Within the records below, find each line that holds the string "this", then copy it.

» **Figure data in JSON**
[start]
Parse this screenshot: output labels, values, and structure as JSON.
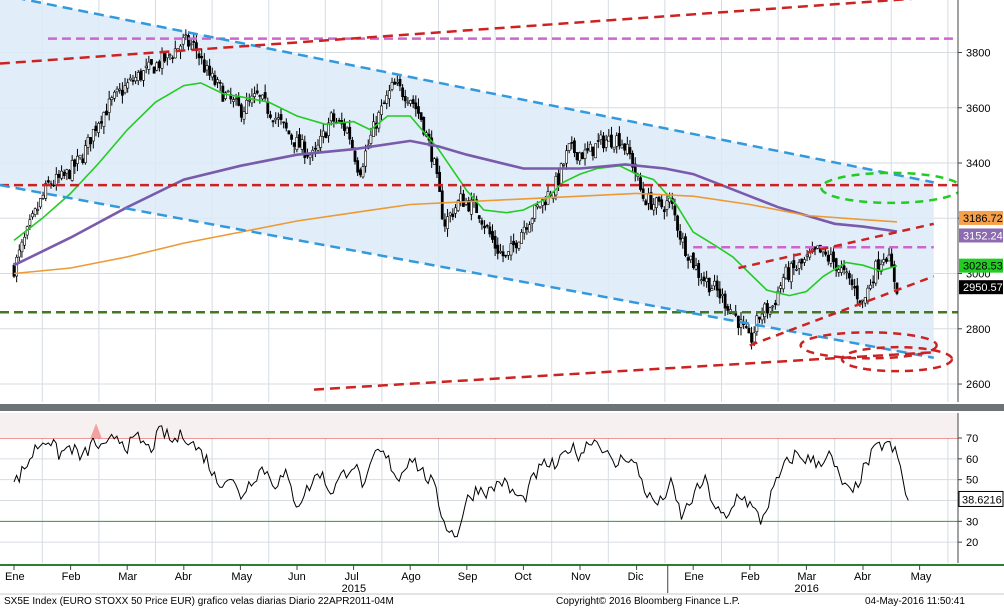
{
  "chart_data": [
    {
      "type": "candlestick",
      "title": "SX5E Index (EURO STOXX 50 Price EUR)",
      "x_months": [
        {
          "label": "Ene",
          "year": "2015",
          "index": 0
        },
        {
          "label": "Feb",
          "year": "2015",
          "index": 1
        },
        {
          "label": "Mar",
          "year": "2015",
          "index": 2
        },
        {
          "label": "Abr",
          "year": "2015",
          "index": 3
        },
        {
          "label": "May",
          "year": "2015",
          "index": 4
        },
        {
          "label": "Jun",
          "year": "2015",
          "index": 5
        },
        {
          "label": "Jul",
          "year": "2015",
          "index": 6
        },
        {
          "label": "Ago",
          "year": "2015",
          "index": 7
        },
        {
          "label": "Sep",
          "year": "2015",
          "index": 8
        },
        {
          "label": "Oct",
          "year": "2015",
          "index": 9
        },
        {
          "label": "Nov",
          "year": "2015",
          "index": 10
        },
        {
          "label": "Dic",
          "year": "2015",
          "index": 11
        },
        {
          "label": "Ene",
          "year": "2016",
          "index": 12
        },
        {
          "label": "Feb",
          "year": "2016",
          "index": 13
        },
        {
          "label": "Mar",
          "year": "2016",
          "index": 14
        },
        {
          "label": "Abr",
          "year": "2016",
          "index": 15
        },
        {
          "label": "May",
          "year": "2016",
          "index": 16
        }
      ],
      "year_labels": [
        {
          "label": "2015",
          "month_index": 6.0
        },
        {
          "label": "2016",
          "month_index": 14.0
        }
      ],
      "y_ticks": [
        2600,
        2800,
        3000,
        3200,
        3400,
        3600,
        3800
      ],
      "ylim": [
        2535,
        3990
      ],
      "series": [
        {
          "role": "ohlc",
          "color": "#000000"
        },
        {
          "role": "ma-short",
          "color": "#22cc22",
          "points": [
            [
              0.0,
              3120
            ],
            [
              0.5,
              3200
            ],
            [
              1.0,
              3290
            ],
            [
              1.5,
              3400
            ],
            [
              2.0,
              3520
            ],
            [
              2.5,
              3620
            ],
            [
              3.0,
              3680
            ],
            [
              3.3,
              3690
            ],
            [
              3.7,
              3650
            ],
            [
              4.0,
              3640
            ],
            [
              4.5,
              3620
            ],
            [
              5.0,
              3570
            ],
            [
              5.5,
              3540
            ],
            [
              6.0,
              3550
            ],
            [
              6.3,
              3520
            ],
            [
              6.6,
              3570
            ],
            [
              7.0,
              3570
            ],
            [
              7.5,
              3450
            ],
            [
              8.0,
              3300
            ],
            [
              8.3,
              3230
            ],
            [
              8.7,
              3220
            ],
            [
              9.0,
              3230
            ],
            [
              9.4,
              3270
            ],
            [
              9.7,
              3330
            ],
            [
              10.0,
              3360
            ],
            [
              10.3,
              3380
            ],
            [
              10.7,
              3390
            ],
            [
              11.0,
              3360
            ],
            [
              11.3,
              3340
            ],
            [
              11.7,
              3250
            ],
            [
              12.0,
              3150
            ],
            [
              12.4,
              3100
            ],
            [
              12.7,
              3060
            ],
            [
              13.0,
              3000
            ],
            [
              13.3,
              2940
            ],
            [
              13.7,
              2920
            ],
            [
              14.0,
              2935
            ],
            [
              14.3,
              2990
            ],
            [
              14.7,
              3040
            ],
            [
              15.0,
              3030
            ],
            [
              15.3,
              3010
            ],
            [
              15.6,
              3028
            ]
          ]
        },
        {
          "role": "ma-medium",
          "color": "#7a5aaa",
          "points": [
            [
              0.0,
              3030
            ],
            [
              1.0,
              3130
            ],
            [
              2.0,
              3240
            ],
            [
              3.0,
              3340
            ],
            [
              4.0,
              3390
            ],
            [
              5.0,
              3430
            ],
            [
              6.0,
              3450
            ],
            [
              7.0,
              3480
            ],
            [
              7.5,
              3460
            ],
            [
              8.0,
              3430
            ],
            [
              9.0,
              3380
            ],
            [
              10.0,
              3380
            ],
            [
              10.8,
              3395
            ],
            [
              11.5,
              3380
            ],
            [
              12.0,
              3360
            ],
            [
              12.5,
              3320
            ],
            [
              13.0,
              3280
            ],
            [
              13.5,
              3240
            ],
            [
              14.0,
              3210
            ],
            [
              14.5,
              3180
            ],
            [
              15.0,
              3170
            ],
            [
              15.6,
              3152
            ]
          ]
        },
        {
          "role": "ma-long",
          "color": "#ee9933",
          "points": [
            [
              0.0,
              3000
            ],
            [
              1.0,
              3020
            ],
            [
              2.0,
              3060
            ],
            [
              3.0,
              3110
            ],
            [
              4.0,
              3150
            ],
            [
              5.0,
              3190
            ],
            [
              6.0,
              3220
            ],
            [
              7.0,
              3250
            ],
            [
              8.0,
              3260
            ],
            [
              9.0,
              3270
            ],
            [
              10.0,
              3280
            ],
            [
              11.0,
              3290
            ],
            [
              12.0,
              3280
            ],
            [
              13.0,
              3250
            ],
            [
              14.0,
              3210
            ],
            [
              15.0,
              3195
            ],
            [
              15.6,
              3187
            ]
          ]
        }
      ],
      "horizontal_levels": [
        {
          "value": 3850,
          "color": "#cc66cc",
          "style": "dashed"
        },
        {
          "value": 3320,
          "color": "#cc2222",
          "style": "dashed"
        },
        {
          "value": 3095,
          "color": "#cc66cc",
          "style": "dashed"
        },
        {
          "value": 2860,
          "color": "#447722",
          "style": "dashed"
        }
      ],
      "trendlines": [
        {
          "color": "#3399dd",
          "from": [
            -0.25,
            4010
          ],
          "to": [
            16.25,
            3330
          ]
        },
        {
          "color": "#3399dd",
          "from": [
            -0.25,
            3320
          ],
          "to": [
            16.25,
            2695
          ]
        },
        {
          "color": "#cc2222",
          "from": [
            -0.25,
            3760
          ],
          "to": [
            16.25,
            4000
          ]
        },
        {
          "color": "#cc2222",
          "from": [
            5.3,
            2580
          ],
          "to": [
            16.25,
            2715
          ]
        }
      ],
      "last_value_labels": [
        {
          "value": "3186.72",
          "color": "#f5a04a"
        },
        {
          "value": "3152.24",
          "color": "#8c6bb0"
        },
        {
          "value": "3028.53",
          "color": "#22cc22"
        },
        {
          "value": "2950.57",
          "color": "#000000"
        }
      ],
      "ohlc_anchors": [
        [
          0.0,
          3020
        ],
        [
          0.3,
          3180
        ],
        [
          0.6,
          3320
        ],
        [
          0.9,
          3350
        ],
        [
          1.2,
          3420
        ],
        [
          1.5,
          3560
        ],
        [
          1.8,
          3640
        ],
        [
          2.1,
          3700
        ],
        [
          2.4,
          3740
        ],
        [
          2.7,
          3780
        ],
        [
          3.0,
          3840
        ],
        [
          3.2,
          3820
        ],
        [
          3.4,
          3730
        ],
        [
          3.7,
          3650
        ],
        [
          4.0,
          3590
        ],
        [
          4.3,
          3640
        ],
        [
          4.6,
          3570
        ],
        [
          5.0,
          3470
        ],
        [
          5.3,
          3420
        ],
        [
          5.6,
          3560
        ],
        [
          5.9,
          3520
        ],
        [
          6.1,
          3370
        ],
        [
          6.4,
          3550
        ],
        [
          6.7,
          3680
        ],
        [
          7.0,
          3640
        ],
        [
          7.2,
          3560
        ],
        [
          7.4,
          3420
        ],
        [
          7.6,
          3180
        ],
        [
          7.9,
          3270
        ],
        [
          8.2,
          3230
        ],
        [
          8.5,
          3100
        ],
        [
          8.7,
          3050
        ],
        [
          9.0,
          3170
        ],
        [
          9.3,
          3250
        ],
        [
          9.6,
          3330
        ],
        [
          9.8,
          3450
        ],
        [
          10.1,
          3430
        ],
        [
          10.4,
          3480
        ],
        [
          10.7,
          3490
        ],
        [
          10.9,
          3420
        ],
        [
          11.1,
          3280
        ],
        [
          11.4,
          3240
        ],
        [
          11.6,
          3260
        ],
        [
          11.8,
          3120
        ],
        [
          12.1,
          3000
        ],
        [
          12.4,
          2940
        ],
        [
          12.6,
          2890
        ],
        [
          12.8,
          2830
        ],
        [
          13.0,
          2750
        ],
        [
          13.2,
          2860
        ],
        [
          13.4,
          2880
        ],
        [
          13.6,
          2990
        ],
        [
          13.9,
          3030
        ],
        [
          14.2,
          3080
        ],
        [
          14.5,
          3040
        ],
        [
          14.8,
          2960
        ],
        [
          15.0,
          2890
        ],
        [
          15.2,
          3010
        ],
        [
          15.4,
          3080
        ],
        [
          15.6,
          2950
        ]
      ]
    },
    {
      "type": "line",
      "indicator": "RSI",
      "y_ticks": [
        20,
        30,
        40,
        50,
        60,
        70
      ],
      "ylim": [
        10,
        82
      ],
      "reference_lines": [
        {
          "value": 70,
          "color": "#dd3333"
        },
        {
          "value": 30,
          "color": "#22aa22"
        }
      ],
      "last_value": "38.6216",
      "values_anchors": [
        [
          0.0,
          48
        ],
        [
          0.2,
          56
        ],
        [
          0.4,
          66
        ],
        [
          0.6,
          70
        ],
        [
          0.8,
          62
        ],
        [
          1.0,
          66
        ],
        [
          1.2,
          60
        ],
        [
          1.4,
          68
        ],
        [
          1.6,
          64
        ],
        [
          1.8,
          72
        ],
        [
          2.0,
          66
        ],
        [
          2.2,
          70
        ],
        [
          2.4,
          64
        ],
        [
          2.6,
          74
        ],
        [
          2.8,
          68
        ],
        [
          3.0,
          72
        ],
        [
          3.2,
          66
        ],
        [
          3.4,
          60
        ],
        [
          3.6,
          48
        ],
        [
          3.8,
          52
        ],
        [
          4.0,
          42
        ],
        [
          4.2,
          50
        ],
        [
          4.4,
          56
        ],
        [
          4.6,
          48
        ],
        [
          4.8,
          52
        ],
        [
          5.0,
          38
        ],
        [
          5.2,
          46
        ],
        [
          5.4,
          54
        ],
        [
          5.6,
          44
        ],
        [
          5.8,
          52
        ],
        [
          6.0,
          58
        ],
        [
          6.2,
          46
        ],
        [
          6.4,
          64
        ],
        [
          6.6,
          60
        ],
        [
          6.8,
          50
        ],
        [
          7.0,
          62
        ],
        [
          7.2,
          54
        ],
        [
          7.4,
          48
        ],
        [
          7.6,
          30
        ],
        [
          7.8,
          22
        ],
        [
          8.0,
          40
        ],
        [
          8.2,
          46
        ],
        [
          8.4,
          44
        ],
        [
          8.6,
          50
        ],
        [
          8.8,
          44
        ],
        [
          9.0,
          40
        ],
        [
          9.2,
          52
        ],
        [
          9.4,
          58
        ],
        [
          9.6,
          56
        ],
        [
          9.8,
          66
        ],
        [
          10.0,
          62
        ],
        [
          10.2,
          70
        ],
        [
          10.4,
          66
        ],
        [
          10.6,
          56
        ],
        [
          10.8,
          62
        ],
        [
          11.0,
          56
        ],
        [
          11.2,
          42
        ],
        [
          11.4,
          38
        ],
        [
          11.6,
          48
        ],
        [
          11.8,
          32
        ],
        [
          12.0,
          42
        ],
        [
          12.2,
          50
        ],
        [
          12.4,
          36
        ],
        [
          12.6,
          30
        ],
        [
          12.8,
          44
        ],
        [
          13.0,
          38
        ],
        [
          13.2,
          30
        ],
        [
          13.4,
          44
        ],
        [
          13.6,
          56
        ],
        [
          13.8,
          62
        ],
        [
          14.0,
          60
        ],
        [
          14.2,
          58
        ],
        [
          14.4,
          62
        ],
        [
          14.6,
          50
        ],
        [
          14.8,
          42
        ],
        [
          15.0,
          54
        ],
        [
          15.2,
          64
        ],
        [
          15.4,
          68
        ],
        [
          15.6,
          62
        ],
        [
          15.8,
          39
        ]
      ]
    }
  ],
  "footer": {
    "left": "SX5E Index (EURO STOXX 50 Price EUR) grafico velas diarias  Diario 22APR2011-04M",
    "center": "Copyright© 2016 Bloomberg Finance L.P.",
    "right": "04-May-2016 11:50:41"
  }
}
[end]
[start]
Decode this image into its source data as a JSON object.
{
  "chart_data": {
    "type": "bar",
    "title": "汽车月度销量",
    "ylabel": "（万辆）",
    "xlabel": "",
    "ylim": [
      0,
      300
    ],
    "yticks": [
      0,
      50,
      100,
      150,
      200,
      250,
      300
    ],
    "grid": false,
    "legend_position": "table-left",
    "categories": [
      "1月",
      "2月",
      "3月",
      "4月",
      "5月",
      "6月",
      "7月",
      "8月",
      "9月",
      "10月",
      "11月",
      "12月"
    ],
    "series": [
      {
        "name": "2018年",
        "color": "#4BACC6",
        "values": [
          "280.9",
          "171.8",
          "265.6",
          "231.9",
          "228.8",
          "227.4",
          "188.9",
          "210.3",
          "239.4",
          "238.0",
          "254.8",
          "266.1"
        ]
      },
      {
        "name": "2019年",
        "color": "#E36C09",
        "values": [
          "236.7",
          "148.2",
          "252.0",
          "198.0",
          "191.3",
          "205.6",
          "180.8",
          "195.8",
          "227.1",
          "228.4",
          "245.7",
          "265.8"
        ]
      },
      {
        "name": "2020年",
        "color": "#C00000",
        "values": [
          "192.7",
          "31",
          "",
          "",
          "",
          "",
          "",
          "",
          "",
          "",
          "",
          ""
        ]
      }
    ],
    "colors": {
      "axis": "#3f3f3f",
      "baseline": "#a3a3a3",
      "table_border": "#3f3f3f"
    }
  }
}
[end]
» **EXERCISE ANSWER**
Parse this screenshot: output labels, values, and structure as JSON.
Decode this image into its source data as a JSON object.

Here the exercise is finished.